◆ **Work to do**: Look through the data below. Pick out the lines holding the string "discharges".

>> BEGIN

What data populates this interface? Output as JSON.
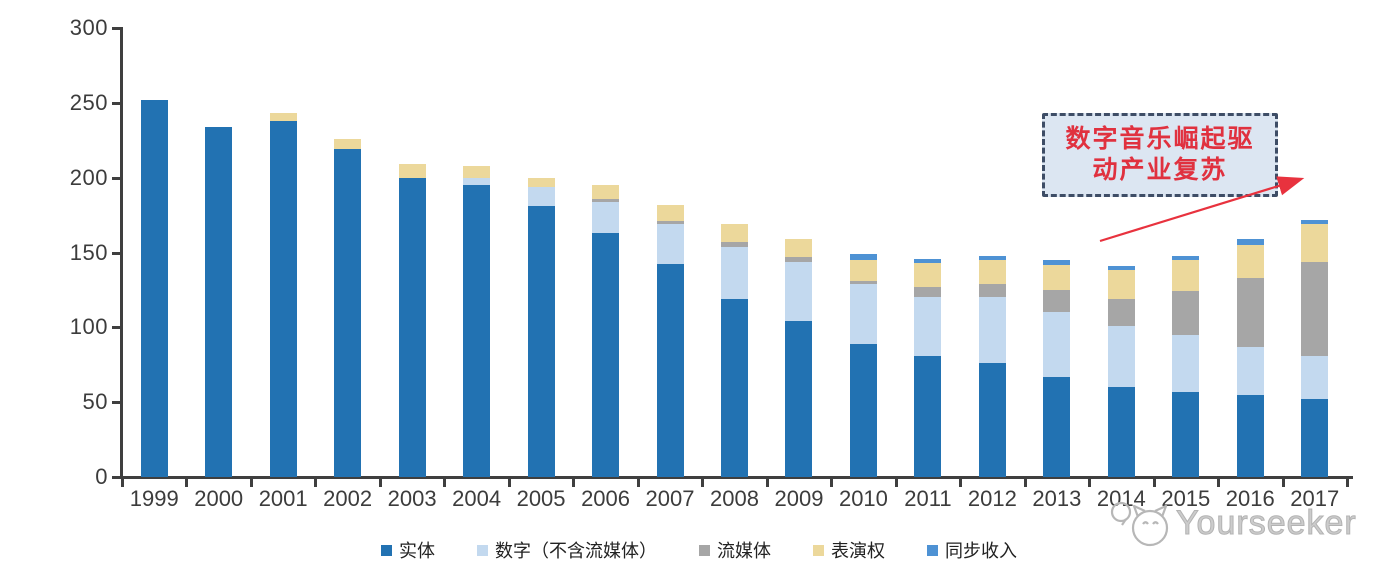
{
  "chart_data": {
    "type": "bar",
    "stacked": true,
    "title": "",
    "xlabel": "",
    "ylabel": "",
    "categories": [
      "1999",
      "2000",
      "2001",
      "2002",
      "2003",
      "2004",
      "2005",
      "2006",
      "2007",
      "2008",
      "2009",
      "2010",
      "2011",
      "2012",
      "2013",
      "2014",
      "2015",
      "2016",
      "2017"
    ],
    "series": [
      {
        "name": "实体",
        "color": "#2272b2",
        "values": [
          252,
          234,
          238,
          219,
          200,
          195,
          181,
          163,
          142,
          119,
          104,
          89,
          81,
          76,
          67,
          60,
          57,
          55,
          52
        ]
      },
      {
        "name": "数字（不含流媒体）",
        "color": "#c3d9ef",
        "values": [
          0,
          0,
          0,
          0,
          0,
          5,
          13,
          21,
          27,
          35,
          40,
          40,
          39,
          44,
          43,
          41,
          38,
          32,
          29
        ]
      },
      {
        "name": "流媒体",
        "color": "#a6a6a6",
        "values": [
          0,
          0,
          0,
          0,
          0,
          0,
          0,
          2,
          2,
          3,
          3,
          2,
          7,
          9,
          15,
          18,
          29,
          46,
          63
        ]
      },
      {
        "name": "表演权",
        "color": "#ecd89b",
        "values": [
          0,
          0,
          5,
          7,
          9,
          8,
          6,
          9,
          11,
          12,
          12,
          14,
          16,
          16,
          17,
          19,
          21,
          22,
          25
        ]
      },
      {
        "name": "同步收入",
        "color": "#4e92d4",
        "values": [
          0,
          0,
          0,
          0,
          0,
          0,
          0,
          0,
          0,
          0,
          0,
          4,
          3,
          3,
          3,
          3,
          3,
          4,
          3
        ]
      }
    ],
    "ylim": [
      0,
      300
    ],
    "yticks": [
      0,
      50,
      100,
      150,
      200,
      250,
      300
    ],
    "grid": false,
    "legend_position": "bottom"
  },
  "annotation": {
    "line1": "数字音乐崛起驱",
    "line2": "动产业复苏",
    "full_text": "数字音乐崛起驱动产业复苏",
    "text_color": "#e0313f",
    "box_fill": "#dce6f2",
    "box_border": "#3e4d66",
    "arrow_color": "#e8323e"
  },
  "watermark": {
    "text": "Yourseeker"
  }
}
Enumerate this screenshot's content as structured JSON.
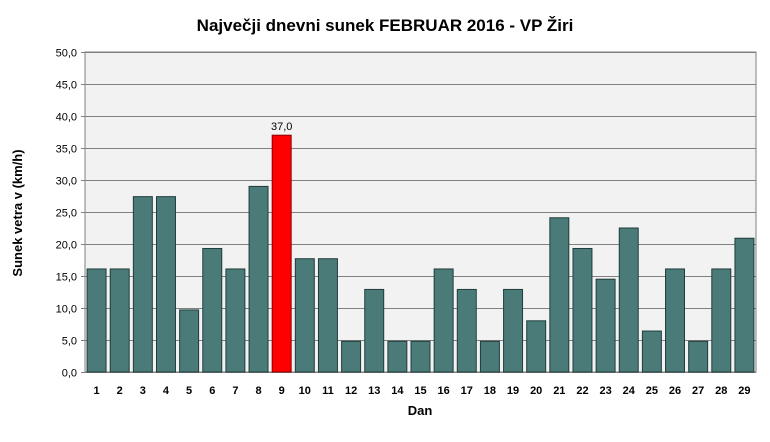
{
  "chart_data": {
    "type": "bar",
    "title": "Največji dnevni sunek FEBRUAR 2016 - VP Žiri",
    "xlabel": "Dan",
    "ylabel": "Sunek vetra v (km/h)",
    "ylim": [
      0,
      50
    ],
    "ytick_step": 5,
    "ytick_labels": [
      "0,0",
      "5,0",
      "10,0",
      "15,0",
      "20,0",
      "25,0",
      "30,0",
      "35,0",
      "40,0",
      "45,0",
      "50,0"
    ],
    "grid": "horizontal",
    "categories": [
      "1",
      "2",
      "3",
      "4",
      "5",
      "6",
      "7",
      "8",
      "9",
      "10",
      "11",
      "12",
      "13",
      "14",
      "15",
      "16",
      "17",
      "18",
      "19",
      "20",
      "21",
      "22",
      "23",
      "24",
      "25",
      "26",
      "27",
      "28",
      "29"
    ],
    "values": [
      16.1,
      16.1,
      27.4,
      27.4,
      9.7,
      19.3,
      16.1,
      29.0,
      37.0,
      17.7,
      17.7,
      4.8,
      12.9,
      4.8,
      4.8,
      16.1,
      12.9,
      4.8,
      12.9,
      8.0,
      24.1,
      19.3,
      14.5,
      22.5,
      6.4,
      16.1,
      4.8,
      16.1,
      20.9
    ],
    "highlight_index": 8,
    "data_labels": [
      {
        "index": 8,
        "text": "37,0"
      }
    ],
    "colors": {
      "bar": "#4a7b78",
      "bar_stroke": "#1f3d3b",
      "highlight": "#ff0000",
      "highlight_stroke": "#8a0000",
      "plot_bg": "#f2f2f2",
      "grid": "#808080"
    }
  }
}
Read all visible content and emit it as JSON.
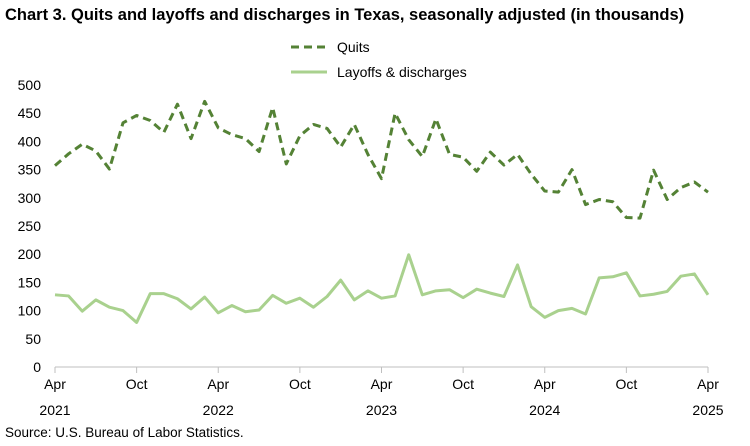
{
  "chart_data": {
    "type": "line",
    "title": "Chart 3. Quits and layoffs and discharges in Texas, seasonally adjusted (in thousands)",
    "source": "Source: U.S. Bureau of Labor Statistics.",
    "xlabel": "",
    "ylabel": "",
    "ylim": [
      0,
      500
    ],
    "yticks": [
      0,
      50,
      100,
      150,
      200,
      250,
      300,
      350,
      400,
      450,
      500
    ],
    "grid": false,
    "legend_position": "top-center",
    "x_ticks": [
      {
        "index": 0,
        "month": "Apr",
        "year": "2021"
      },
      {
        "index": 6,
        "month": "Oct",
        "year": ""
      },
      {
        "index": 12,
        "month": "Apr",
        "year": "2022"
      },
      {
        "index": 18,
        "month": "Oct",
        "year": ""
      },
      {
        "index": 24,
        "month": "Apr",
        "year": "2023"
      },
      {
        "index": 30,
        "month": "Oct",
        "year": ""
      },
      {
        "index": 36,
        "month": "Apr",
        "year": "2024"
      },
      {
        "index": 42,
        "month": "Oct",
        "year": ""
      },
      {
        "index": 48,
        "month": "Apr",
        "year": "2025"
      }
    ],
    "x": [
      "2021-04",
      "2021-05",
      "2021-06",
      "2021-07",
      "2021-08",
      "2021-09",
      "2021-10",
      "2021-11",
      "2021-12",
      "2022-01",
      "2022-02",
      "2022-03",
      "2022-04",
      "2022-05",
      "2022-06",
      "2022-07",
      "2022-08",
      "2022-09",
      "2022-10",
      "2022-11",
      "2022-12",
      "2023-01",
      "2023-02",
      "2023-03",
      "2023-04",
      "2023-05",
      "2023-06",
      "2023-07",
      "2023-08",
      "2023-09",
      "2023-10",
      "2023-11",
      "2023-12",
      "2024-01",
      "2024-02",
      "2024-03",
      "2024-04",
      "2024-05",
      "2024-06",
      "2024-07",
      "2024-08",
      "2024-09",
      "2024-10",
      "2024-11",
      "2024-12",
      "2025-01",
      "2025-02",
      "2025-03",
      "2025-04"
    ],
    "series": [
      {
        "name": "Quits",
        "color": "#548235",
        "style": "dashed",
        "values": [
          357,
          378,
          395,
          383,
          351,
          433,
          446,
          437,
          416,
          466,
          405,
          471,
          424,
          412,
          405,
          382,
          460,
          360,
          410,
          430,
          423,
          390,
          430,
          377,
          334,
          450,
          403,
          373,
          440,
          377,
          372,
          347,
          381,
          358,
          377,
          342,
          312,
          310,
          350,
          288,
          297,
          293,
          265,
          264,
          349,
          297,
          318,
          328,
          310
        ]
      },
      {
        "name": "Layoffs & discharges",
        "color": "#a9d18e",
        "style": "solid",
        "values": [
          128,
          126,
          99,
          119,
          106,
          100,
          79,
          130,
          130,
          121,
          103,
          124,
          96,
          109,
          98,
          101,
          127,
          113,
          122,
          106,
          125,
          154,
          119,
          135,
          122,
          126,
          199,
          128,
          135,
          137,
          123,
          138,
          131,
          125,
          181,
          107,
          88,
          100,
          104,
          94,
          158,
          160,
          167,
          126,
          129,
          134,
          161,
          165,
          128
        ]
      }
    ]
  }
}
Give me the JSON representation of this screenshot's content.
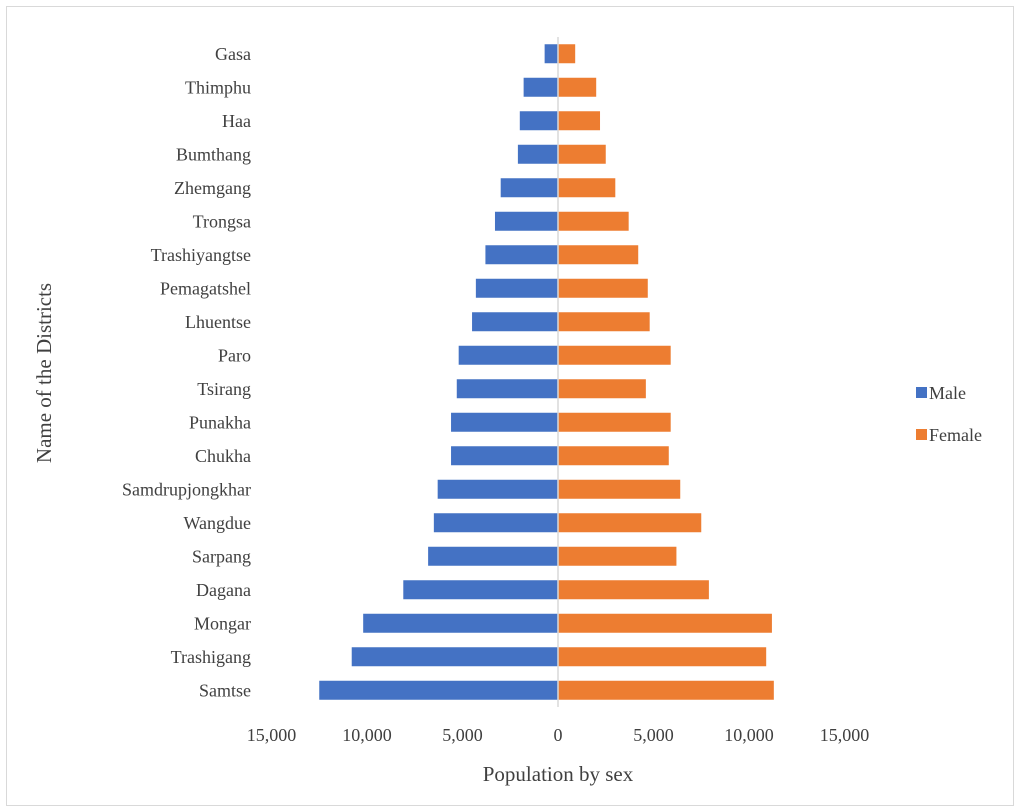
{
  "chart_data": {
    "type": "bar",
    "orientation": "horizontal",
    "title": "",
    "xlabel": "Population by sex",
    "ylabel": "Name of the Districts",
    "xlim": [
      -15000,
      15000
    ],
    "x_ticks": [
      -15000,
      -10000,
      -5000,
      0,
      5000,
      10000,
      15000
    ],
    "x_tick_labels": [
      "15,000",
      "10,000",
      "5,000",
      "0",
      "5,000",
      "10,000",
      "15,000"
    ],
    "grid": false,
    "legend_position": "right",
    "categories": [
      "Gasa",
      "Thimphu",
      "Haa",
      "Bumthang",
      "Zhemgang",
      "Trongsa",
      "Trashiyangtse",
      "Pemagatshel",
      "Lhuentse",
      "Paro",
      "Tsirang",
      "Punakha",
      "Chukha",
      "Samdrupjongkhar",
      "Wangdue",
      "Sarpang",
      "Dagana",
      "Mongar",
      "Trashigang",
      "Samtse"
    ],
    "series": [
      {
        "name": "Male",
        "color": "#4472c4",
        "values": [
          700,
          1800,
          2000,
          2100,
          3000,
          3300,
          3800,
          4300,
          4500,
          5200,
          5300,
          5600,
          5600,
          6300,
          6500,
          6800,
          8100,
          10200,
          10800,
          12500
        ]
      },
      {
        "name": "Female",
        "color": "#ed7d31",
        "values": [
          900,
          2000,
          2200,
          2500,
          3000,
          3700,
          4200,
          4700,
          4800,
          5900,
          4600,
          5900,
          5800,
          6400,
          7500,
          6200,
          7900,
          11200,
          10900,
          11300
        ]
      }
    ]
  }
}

>> END

◆ **Response to this exercise**:
    "title": "Chart 3. Quits and layoffs and discharges in Texas, seasonally adjusted (in thousands)",
        "name": "Layoffs & discharges",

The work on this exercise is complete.